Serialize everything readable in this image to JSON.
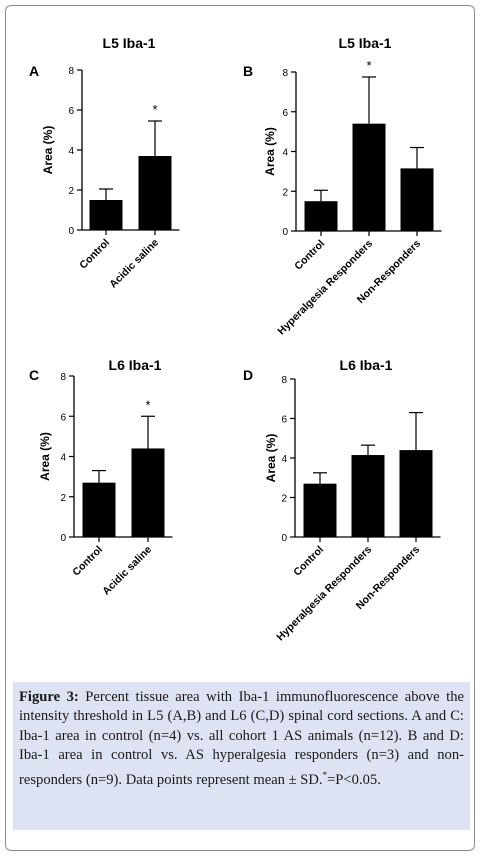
{
  "chart_data": [
    {
      "panel": "A",
      "type": "bar",
      "title": "L5 Iba-1",
      "ylabel": "Area (%)",
      "xlabel": "",
      "ylim": [
        0,
        8
      ],
      "yticks": [
        "0",
        "2",
        "4",
        "6",
        "8"
      ],
      "categories": [
        "Control",
        "Acidic saline"
      ],
      "values": [
        1.5,
        3.7
      ],
      "errors": [
        0.55,
        1.75
      ],
      "significance": [
        "",
        "*"
      ],
      "bar_color": "#000000",
      "grid": false
    },
    {
      "panel": "B",
      "type": "bar",
      "title": "L5 Iba-1",
      "ylabel": "Area (%)",
      "xlabel": "",
      "ylim": [
        0,
        8
      ],
      "yticks": [
        "0",
        "2",
        "4",
        "6",
        "8"
      ],
      "categories": [
        "Control",
        "Hyperalgesia Responders",
        "Non-Responders"
      ],
      "values": [
        1.5,
        5.4,
        3.15
      ],
      "errors": [
        0.55,
        2.35,
        1.05
      ],
      "significance": [
        "",
        "*",
        ""
      ],
      "bar_color": "#000000",
      "grid": false
    },
    {
      "panel": "C",
      "type": "bar",
      "title": "L6 Iba-1",
      "ylabel": "Area (%)",
      "xlabel": "",
      "ylim": [
        0,
        8
      ],
      "yticks": [
        "0",
        "2",
        "4",
        "6",
        "8"
      ],
      "categories": [
        "Control",
        "Acidic saline"
      ],
      "values": [
        2.7,
        4.4
      ],
      "errors": [
        0.6,
        1.6
      ],
      "significance": [
        "",
        "*"
      ],
      "bar_color": "#000000",
      "grid": false
    },
    {
      "panel": "D",
      "type": "bar",
      "title": "L6 Iba-1",
      "ylabel": "Area (%)",
      "xlabel": "",
      "ylim": [
        0,
        8
      ],
      "yticks": [
        "0",
        "2",
        "4",
        "6",
        "8"
      ],
      "categories": [
        "Control",
        "Hyperalgesia Responders",
        "Non-Responders"
      ],
      "values": [
        2.7,
        4.15,
        4.4
      ],
      "errors": [
        0.55,
        0.5,
        1.9
      ],
      "significance": [
        "",
        "",
        ""
      ],
      "bar_color": "#000000",
      "grid": false
    }
  ],
  "caption": {
    "label": "Figure 3:",
    "text": " Percent tissue area with Iba-1 immunofluorescence above the intensity threshold in L5 (A,B) and L6 (C,D) spinal cord sections. A and C: Iba-1 area in control (n=4) vs. all cohort 1 AS animals (n=12). B and D: Iba-1 area in control vs. AS hyperalgesia responders (n=3) and non-responders (n=9). Data points represent mean ± SD.",
    "sig_mark": "*",
    "sig_text": "=P<0.05."
  }
}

* **Exercise instructions**:
Exclude the pictures and repeat every other part of the records word for word.

* **Exercise response**:
Serialize everything readable in this image to JSON.
{
  "chart_data": [
    {
      "panel": "A",
      "type": "bar",
      "title": "L5 Iba-1",
      "ylabel": "Area (%)",
      "xlabel": "",
      "ylim": [
        0,
        8
      ],
      "yticks": [
        "0",
        "2",
        "4",
        "6",
        "8"
      ],
      "categories": [
        "Control",
        "Acidic saline"
      ],
      "values": [
        1.5,
        3.7
      ],
      "errors": [
        0.55,
        1.75
      ],
      "significance": [
        "",
        "*"
      ],
      "bar_color": "#000000",
      "grid": false
    },
    {
      "panel": "B",
      "type": "bar",
      "title": "L5 Iba-1",
      "ylabel": "Area (%)",
      "xlabel": "",
      "ylim": [
        0,
        8
      ],
      "yticks": [
        "0",
        "2",
        "4",
        "6",
        "8"
      ],
      "categories": [
        "Control",
        "Hyperalgesia Responders",
        "Non-Responders"
      ],
      "values": [
        1.5,
        5.4,
        3.15
      ],
      "errors": [
        0.55,
        2.35,
        1.05
      ],
      "significance": [
        "",
        "*",
        ""
      ],
      "bar_color": "#000000",
      "grid": false
    },
    {
      "panel": "C",
      "type": "bar",
      "title": "L6 Iba-1",
      "ylabel": "Area (%)",
      "xlabel": "",
      "ylim": [
        0,
        8
      ],
      "yticks": [
        "0",
        "2",
        "4",
        "6",
        "8"
      ],
      "categories": [
        "Control",
        "Acidic saline"
      ],
      "values": [
        2.7,
        4.4
      ],
      "errors": [
        0.6,
        1.6
      ],
      "significance": [
        "",
        "*"
      ],
      "bar_color": "#000000",
      "grid": false
    },
    {
      "panel": "D",
      "type": "bar",
      "title": "L6 Iba-1",
      "ylabel": "Area (%)",
      "xlabel": "",
      "ylim": [
        0,
        8
      ],
      "yticks": [
        "0",
        "2",
        "4",
        "6",
        "8"
      ],
      "categories": [
        "Control",
        "Hyperalgesia Responders",
        "Non-Responders"
      ],
      "values": [
        2.7,
        4.15,
        4.4
      ],
      "errors": [
        0.55,
        0.5,
        1.9
      ],
      "significance": [
        "",
        "",
        ""
      ],
      "bar_color": "#000000",
      "grid": false
    }
  ],
  "caption": {
    "label": "Figure 3:",
    "text": " Percent tissue area with Iba-1 immunofluorescence above the intensity threshold in L5 (A,B) and L6 (C,D) spinal cord sections. A and C: Iba-1 area in control (n=4) vs. all cohort 1 AS animals (n=12). B and D: Iba-1 area in control vs. AS hyperalgesia responders (n=3) and non-responders (n=9). Data points represent mean ± SD.",
    "sig_mark": "*",
    "sig_text": "=P<0.05."
  }
}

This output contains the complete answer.